REQUEST: Reproduce the following material exactly, including every line.

PROVIDED INFORMATION:
--

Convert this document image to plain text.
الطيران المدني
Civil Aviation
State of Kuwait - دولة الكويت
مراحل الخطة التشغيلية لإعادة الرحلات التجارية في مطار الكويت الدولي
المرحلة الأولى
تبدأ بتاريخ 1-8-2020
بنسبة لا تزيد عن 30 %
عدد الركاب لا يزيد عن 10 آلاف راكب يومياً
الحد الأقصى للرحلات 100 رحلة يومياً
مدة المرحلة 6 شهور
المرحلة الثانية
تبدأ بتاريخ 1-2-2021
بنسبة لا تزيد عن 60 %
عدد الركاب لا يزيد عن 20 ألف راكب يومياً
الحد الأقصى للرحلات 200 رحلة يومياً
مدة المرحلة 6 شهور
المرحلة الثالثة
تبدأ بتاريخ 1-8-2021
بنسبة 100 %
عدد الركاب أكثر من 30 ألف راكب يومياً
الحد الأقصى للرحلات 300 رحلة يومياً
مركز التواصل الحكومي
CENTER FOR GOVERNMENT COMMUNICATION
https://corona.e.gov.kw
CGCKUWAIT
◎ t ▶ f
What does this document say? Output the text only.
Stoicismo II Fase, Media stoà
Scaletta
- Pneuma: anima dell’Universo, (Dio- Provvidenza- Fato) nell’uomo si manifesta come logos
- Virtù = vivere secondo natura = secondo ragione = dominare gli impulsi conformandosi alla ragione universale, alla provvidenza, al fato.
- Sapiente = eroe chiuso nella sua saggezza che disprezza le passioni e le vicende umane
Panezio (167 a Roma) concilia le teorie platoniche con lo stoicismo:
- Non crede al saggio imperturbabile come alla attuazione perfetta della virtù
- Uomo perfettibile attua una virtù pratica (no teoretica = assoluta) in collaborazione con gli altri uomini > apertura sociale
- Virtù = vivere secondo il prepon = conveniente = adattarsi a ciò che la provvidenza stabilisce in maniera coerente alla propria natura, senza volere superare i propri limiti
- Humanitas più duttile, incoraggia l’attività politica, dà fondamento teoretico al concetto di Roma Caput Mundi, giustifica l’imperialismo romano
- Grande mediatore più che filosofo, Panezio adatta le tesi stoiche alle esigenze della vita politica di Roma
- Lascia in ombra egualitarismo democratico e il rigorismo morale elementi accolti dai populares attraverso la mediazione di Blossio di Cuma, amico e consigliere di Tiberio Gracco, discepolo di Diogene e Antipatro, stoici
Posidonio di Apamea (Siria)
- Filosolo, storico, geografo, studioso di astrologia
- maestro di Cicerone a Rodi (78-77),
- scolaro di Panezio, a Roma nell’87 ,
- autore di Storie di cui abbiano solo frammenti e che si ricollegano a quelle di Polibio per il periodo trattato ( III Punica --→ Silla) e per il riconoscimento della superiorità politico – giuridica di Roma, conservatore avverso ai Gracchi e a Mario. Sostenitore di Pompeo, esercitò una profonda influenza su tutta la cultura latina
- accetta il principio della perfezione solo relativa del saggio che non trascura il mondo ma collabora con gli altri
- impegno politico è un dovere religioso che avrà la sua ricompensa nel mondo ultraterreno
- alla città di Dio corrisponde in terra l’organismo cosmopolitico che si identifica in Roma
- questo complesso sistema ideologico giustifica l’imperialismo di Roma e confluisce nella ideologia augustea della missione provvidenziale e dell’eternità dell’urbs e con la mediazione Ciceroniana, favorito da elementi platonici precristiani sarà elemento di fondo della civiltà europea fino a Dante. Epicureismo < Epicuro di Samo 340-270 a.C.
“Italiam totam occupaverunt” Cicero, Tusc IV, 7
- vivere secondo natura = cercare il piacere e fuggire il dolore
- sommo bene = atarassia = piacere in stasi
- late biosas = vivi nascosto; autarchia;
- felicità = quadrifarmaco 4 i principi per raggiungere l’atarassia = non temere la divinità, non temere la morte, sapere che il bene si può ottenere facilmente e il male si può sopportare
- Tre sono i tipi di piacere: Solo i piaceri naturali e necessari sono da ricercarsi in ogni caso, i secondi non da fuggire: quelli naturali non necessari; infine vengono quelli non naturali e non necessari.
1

--

OUTPUT BELOW:
Convert this document image to plain text.
الطيران المدني
Civil Aviation
State of Kuwait - دولة الكويت
مراحل الخطة التشغيلية لإعادة الرحلات التجارية في مطار الكويت الدولي
المرحلة الأولى
تبدأ بتاريخ 1-8-2020
بنسبة لا تزيد عن 30 %
عدد الركاب لا يزيد عن 10 آلاف راكب يومياً
الحد الأقصى للرحلات 100 رحلة يومياً
مدة المرحلة 6 شهور
المرحلة الثانية
تبدأ بتاريخ 1-2-2021
بنسبة لا تزيد عن 60 %
عدد الركاب لا يزيد عن 20 ألف راكب يومياً
الحد الأقصى للرحلات 200 رحلة يومياً
مدة المرحلة 6 شهور
المرحلة الثالثة
تبدأ بتاريخ 1-8-2021
بنسبة 100 %
عدد الركاب أكثر من 30 ألف راكب يومياً
الحد الأقصى للرحلات 300 رحلة يومياً
مركز التواصل الحكومي
CENTER FOR GOVERNMENT COMMUNICATION
https://corona.e.gov.kw
CGCKUWAIT
◎ t ▶ f
What does this document say? Output the text only.
Stoicismo II Fase, Media stoà
Scaletta
- Pneuma: anima dell’Universo, (Dio- Provvidenza- Fato) nell’uomo si manifesta come logos
- Virtù = vivere secondo natura = secondo ragione = dominare gli impulsi conformandosi alla ragione universale, alla provvidenza, al fato.
- Sapiente = eroe chiuso nella sua saggezza che disprezza le passioni e le vicende umane
Panezio (167 a Roma) concilia le teorie platoniche con lo stoicismo:
- Non crede al saggio imperturbabile come alla attuazione perfetta della virtù
- Uomo perfettibile attua una virtù pratica (no teoretica = assoluta) in collaborazione con gli altri uomini > apertura sociale
- Virtù = vivere secondo il prepon = conveniente = adattarsi a ciò che la provvidenza stabilisce in maniera coerente alla propria natura, senza volere superare i propri limiti
- Humanitas più duttile, incoraggia l’attività politica, dà fondamento teoretico al concetto di Roma Caput Mundi, giustifica l’imperialismo romano
- Grande mediatore più che filosofo, Panezio adatta le tesi stoiche alle esigenze della vita politica di Roma
- Lascia in ombra egualitarismo democratico e il rigorismo morale elementi accolti dai populares attraverso la mediazione di Blossio di Cuma, amico e consigliere di Tiberio Gracco, discepolo di Diogene e Antipatro, stoici
Posidonio di Apamea (Siria)
- Filosolo, storico, geografo, studioso di astrologia
- maestro di Cicerone a Rodi (78-77),
- scolaro di Panezio, a Roma nell’87 ,
- autore di Storie di cui abbiano solo frammenti e che si ricollegano a quelle di Polibio per il periodo trattato ( III Punica --→ Silla) e per il riconoscimento della superiorità politico – giuridica di Roma, conservatore avverso ai Gracchi e a Mario. Sostenitore di Pompeo, esercitò una profonda influenza su tutta la cultura latina
- accetta il principio della perfezione solo relativa del saggio che non trascura il mondo ma collabora con gli altri
- impegno politico è un dovere religioso che avrà la sua ricompensa nel mondo ultraterreno
- alla città di Dio corrisponde in terra l’organismo cosmopolitico che si identifica in Roma
- questo complesso sistema ideologico giustifica l’imperialismo di Roma e confluisce nella ideologia augustea della missione provvidenziale e dell’eternità dell’urbs e con la mediazione Ciceroniana, favorito da elementi platonici precristiani sarà elemento di fondo della civiltà europea fino a Dante. Epicureismo < Epicuro di Samo 340-270 a.C.
“Italiam totam occupaverunt” Cicero, Tusc IV, 7
- vivere secondo natura = cercare il piacere e fuggire il dolore
- sommo bene = atarassia = piacere in stasi
- late biosas = vivi nascosto; autarchia;
- felicità = quadrifarmaco 4 i principi per raggiungere l’atarassia = non temere la divinità, non temere la morte, sapere che il bene si può ottenere facilmente e il male si può sopportare
- Tre sono i tipi di piacere: Solo i piaceri naturali e necessari sono da ricercarsi in ogni caso, i secondi non da fuggire: quelli naturali non necessari; infine vengono quelli non naturali e non necessari.
1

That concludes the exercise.